→ **Request**:
Keep pictures out. Copy exactly the lines from the one containing "Parse this chart and return its data as JSON." to the one containing "What's the underlying", endpoints included.

========

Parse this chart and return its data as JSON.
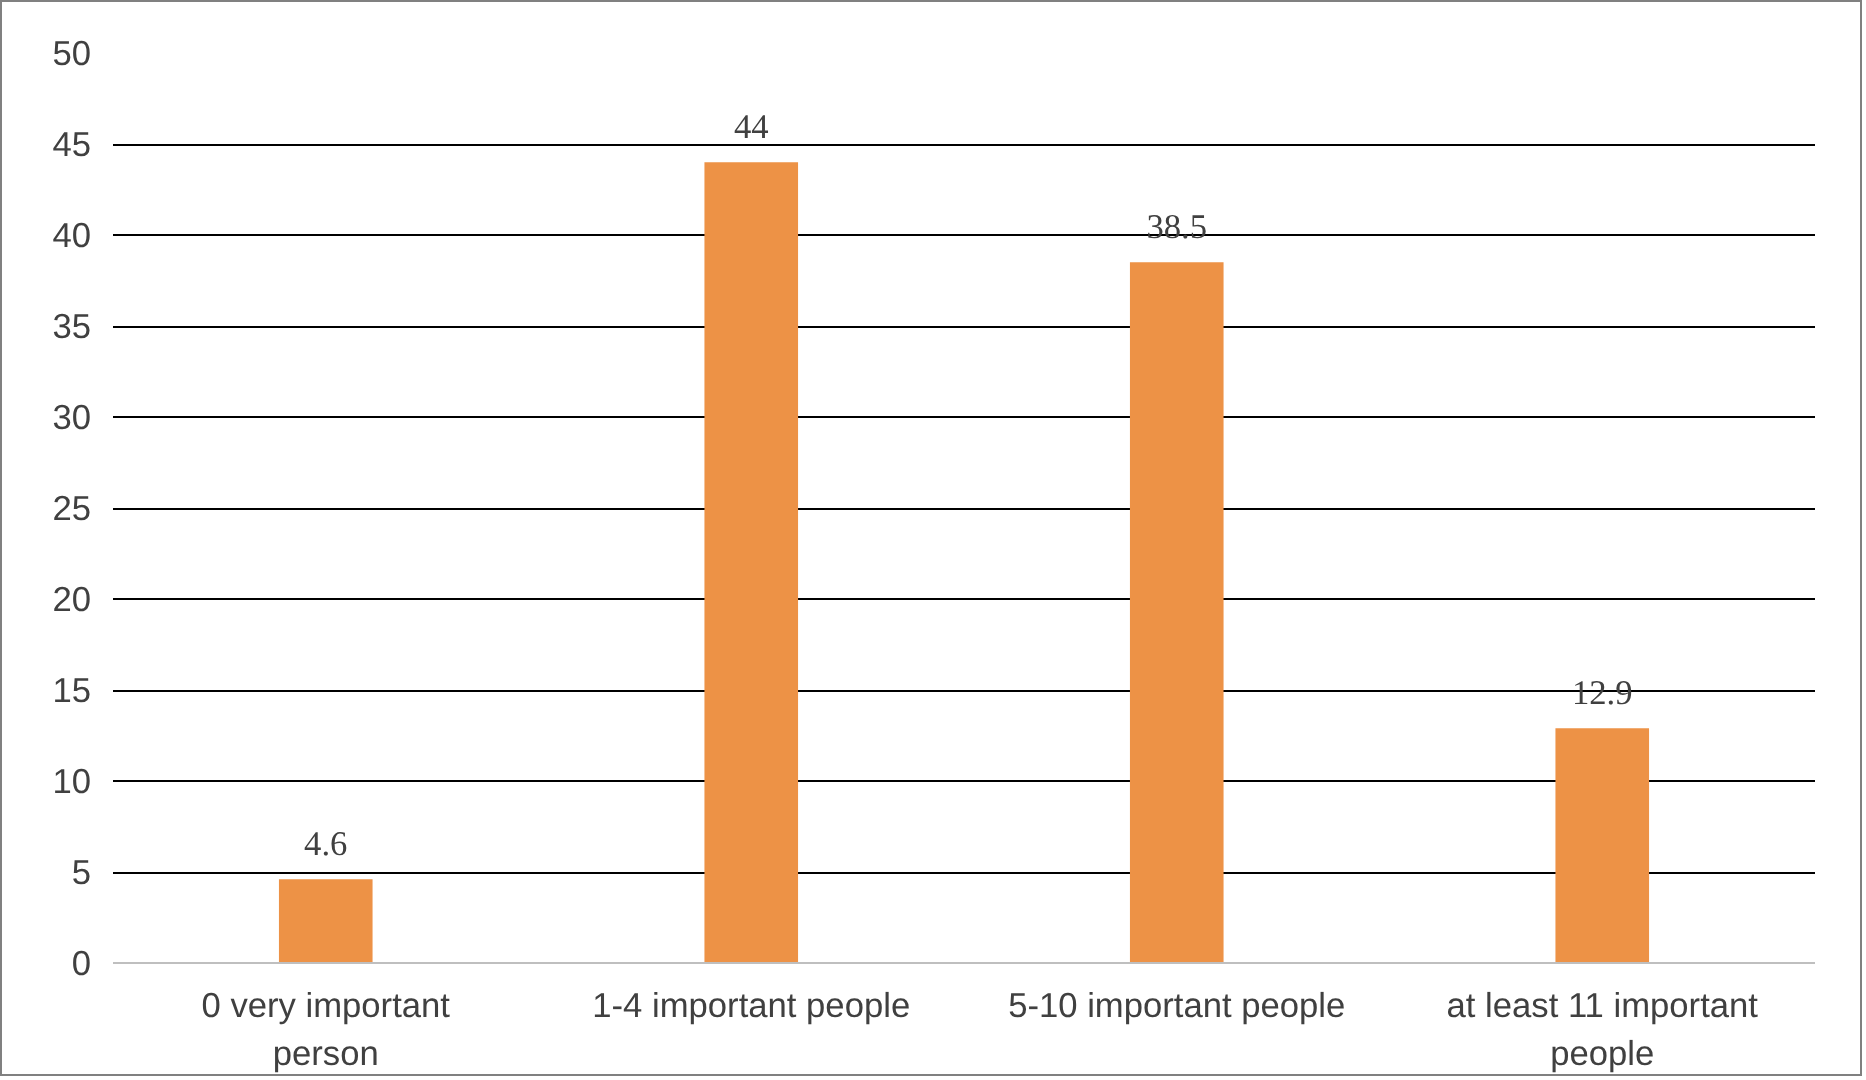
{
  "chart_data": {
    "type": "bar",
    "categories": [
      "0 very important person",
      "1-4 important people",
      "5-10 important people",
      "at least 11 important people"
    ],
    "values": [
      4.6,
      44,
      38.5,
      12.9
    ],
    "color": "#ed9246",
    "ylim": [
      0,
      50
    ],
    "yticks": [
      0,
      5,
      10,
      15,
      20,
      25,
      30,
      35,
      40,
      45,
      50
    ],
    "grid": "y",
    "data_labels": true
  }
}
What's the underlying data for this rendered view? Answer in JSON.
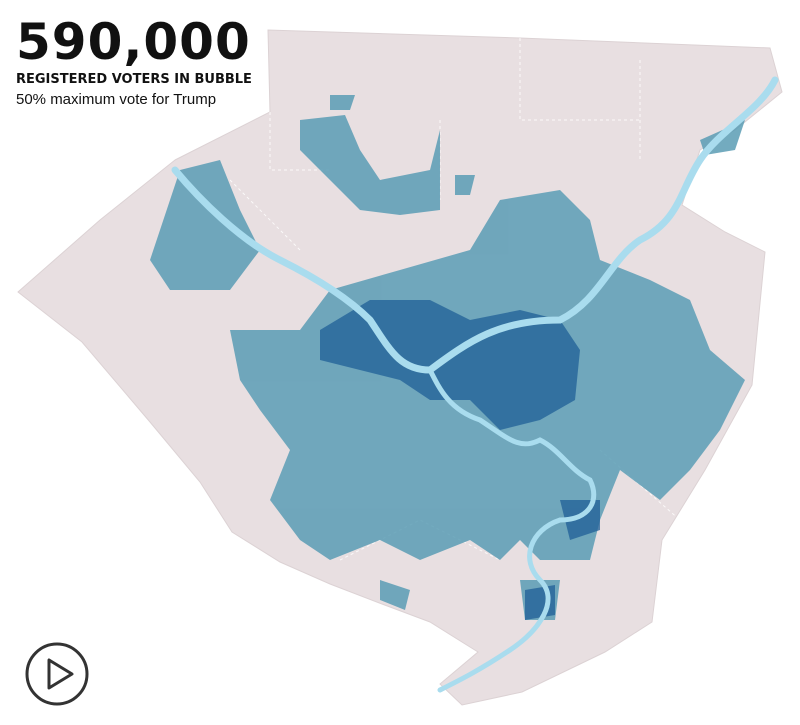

========

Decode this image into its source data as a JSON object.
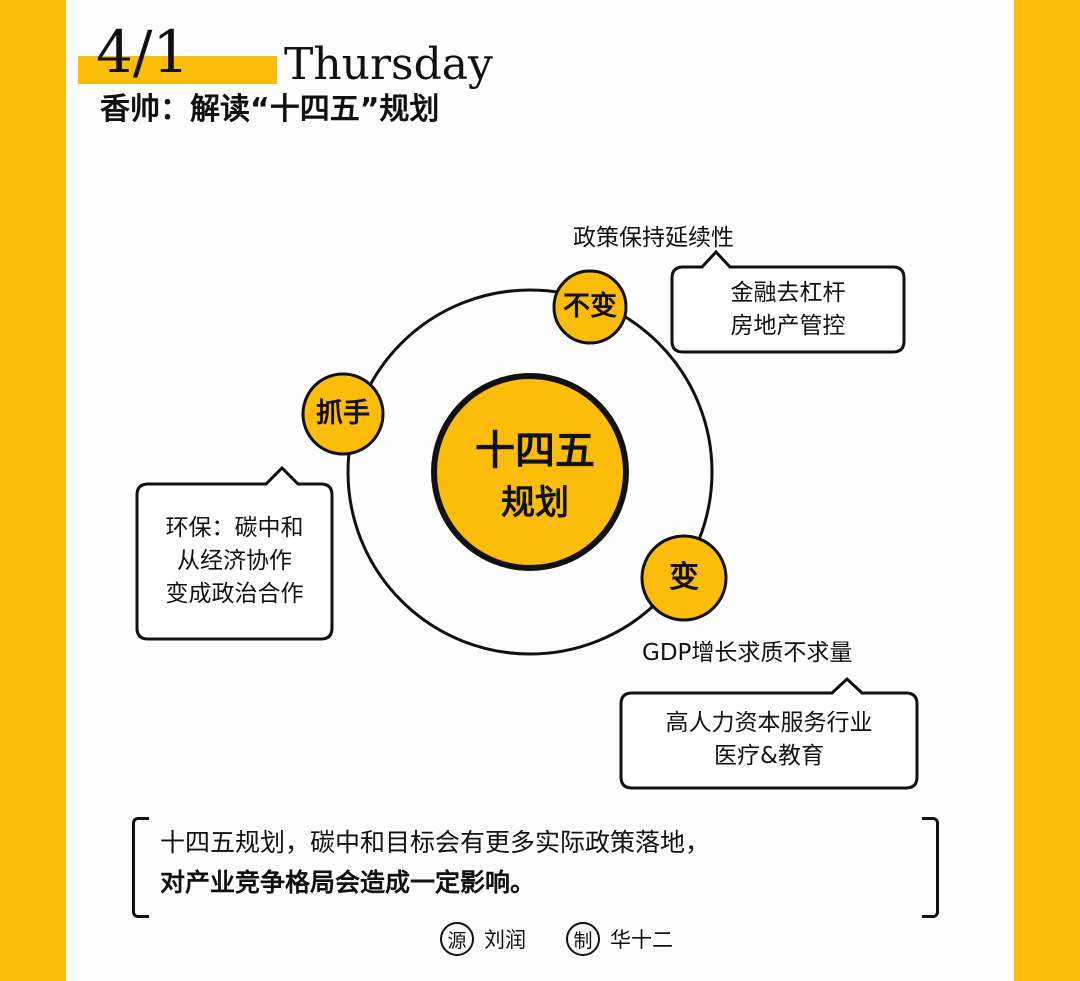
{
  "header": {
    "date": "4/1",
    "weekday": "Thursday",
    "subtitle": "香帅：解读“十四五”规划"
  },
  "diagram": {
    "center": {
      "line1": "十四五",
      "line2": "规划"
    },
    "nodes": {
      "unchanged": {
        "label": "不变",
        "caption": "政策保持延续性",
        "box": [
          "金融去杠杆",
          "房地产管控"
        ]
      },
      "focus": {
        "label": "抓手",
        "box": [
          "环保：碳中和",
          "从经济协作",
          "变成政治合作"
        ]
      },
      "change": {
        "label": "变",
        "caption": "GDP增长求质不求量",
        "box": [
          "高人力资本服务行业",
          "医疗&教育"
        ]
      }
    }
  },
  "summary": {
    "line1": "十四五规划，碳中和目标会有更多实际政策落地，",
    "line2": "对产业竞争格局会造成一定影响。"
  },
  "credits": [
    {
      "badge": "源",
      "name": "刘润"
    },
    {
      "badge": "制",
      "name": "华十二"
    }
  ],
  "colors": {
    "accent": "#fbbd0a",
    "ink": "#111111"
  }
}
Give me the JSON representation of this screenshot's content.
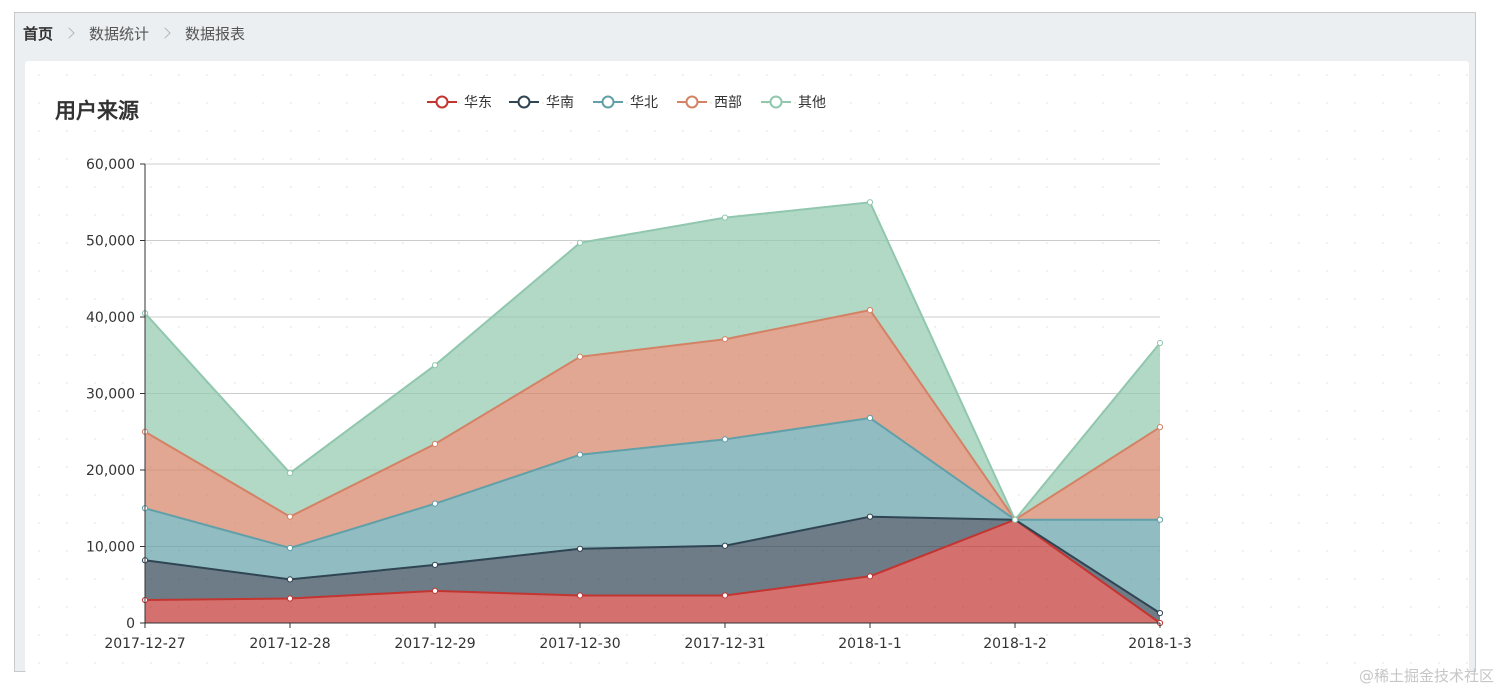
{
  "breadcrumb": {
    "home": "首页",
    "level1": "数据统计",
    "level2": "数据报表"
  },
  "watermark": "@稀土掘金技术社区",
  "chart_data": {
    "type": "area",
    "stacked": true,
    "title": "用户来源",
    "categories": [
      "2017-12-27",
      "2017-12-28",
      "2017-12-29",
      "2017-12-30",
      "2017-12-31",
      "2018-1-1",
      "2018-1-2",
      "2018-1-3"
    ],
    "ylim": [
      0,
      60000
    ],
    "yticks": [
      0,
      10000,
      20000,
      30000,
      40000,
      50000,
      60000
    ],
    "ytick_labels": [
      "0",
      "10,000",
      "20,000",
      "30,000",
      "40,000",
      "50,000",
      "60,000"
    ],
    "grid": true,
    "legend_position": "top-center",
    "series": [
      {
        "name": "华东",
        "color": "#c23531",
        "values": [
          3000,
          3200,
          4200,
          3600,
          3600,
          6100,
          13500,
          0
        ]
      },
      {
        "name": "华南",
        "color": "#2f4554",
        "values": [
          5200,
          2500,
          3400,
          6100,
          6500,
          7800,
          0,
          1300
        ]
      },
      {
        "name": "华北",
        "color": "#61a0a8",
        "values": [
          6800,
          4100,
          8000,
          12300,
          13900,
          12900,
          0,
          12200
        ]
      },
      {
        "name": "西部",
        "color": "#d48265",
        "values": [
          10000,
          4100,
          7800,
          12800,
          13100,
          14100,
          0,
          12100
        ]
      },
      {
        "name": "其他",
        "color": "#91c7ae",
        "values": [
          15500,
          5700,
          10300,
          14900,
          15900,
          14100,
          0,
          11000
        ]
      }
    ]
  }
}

========

→ **Output of the task**:
Parse this chart and return its data as JSON.
{
  "chart_data": {
    "type": "bar",
    "categories": [
      "0 very important person",
      "1-4 important people",
      "5-10 important people",
      "at least 11 important people"
    ],
    "values": [
      4.6,
      44,
      38.5,
      12.9
    ],
    "color": "#ed9246",
    "ylim": [
      0,
      50
    ],
    "yticks": [
      0,
      5,
      10,
      15,
      20,
      25,
      30,
      35,
      40,
      45,
      50
    ],
    "grid": "y",
    "data_labels": true
  }
}
What's the underlying data for this rendered view? Answer in JSON.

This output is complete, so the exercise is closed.